-- start of Given entries --

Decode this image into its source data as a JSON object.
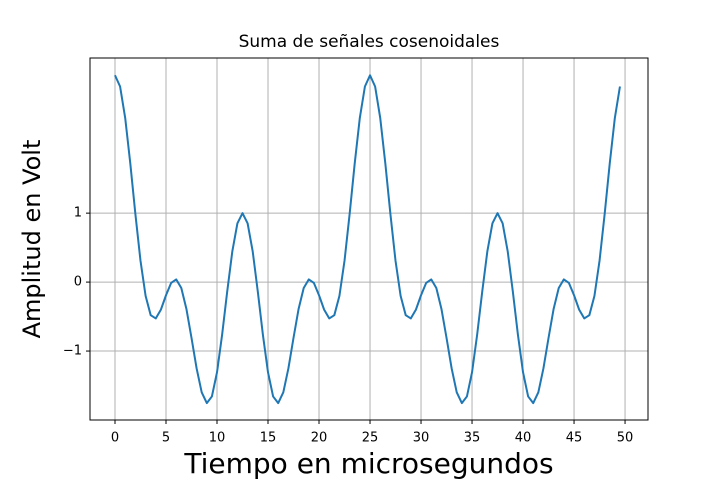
{
  "chart_data": {
    "type": "line",
    "title": "Suma de señales cosenoidales",
    "xlabel": "Tiempo en microsegundos",
    "ylabel": "Amplitud en Volt",
    "x": [
      0,
      0.5,
      1,
      1.5,
      2,
      2.5,
      3,
      3.5,
      4,
      4.5,
      5,
      5.5,
      6,
      6.5,
      7,
      7.5,
      8,
      8.5,
      9,
      9.5,
      10,
      10.5,
      11,
      11.5,
      12,
      12.5,
      13,
      13.5,
      14,
      14.5,
      15,
      15.5,
      16,
      16.5,
      17,
      17.5,
      18,
      18.5,
      19,
      19.5,
      20,
      20.5,
      21,
      21.5,
      22,
      22.5,
      23,
      23.5,
      24,
      24.5,
      25,
      25.5,
      26,
      26.5,
      27,
      27.5,
      28,
      28.5,
      29,
      29.5,
      30,
      30.5,
      31,
      31.5,
      32,
      32.5,
      33,
      33.5,
      34,
      34.5,
      35,
      35.5,
      36,
      36.5,
      37,
      37.5,
      38,
      38.5,
      39,
      39.5,
      40,
      40.5,
      41,
      41.5,
      42,
      42.5,
      43,
      43.5,
      44,
      44.5,
      45,
      45.5,
      46,
      46.5,
      47,
      47.5,
      48,
      48.5,
      49,
      49.5
    ],
    "series": [
      {
        "color": "#1f77b4",
        "values": [
          3,
          2.837,
          2.381,
          1.722,
          0.986,
          0.309,
          -0.2,
          -0.48,
          -0.527,
          -0.399,
          -0.191,
          -0.013,
          0.039,
          -0.086,
          -0.388,
          -0.809,
          -1.251,
          -1.599,
          -1.755,
          -1.658,
          -1.309,
          -0.766,
          -0.138,
          0.444,
          0.853,
          1,
          0.853,
          0.444,
          -0.138,
          -0.766,
          -1.309,
          -1.658,
          -1.755,
          -1.599,
          -1.251,
          -0.809,
          -0.388,
          -0.086,
          0.039,
          -0.013,
          -0.191,
          -0.399,
          -0.527,
          -0.48,
          -0.2,
          0.309,
          0.986,
          1.722,
          2.381,
          2.837,
          3,
          2.837,
          2.381,
          1.722,
          0.986,
          0.309,
          -0.2,
          -0.48,
          -0.527,
          -0.399,
          -0.191,
          -0.013,
          0.039,
          -0.086,
          -0.388,
          -0.809,
          -1.251,
          -1.599,
          -1.755,
          -1.658,
          -1.309,
          -0.766,
          -0.138,
          0.444,
          0.853,
          1,
          0.853,
          0.444,
          -0.138,
          -0.766,
          -1.309,
          -1.658,
          -1.755,
          -1.599,
          -1.251,
          -0.809,
          -0.388,
          -0.086,
          0.039,
          -0.013,
          -0.191,
          -0.399,
          -0.527,
          -0.48,
          -0.2,
          0.309,
          0.986,
          1.722,
          2.381,
          2.837
        ]
      }
    ],
    "xlim": [
      -2.45,
      52.25
    ],
    "xticks": [
      0,
      5,
      10,
      15,
      20,
      25,
      30,
      35,
      40,
      45,
      50
    ],
    "ylim": [
      -2.0,
      3.25
    ],
    "yticks": [
      {
        "value": -1,
        "label": "−1"
      },
      0,
      1
    ],
    "grid": true
  }
}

-- end of Given entries --

### What you will do
Leave out the pictures and reproduce the rest of the listing exactly.

### Solved exercise
Decode this image into its source data as a JSON object.
{
  "chart_data": {
    "type": "line",
    "title": "Suma de señales cosenoidales",
    "xlabel": "Tiempo en microsegundos",
    "ylabel": "Amplitud en Volt",
    "x": [
      0,
      0.5,
      1,
      1.5,
      2,
      2.5,
      3,
      3.5,
      4,
      4.5,
      5,
      5.5,
      6,
      6.5,
      7,
      7.5,
      8,
      8.5,
      9,
      9.5,
      10,
      10.5,
      11,
      11.5,
      12,
      12.5,
      13,
      13.5,
      14,
      14.5,
      15,
      15.5,
      16,
      16.5,
      17,
      17.5,
      18,
      18.5,
      19,
      19.5,
      20,
      20.5,
      21,
      21.5,
      22,
      22.5,
      23,
      23.5,
      24,
      24.5,
      25,
      25.5,
      26,
      26.5,
      27,
      27.5,
      28,
      28.5,
      29,
      29.5,
      30,
      30.5,
      31,
      31.5,
      32,
      32.5,
      33,
      33.5,
      34,
      34.5,
      35,
      35.5,
      36,
      36.5,
      37,
      37.5,
      38,
      38.5,
      39,
      39.5,
      40,
      40.5,
      41,
      41.5,
      42,
      42.5,
      43,
      43.5,
      44,
      44.5,
      45,
      45.5,
      46,
      46.5,
      47,
      47.5,
      48,
      48.5,
      49,
      49.5
    ],
    "series": [
      {
        "color": "#1f77b4",
        "values": [
          3,
          2.837,
          2.381,
          1.722,
          0.986,
          0.309,
          -0.2,
          -0.48,
          -0.527,
          -0.399,
          -0.191,
          -0.013,
          0.039,
          -0.086,
          -0.388,
          -0.809,
          -1.251,
          -1.599,
          -1.755,
          -1.658,
          -1.309,
          -0.766,
          -0.138,
          0.444,
          0.853,
          1,
          0.853,
          0.444,
          -0.138,
          -0.766,
          -1.309,
          -1.658,
          -1.755,
          -1.599,
          -1.251,
          -0.809,
          -0.388,
          -0.086,
          0.039,
          -0.013,
          -0.191,
          -0.399,
          -0.527,
          -0.48,
          -0.2,
          0.309,
          0.986,
          1.722,
          2.381,
          2.837,
          3,
          2.837,
          2.381,
          1.722,
          0.986,
          0.309,
          -0.2,
          -0.48,
          -0.527,
          -0.399,
          -0.191,
          -0.013,
          0.039,
          -0.086,
          -0.388,
          -0.809,
          -1.251,
          -1.599,
          -1.755,
          -1.658,
          -1.309,
          -0.766,
          -0.138,
          0.444,
          0.853,
          1,
          0.853,
          0.444,
          -0.138,
          -0.766,
          -1.309,
          -1.658,
          -1.755,
          -1.599,
          -1.251,
          -0.809,
          -0.388,
          -0.086,
          0.039,
          -0.013,
          -0.191,
          -0.399,
          -0.527,
          -0.48,
          -0.2,
          0.309,
          0.986,
          1.722,
          2.381,
          2.837
        ]
      }
    ],
    "xlim": [
      -2.45,
      52.25
    ],
    "xticks": [
      0,
      5,
      10,
      15,
      20,
      25,
      30,
      35,
      40,
      45,
      50
    ],
    "ylim": [
      -2.0,
      3.25
    ],
    "yticks": [
      {
        "value": -1,
        "label": "−1"
      },
      0,
      1
    ],
    "grid": true
  }
}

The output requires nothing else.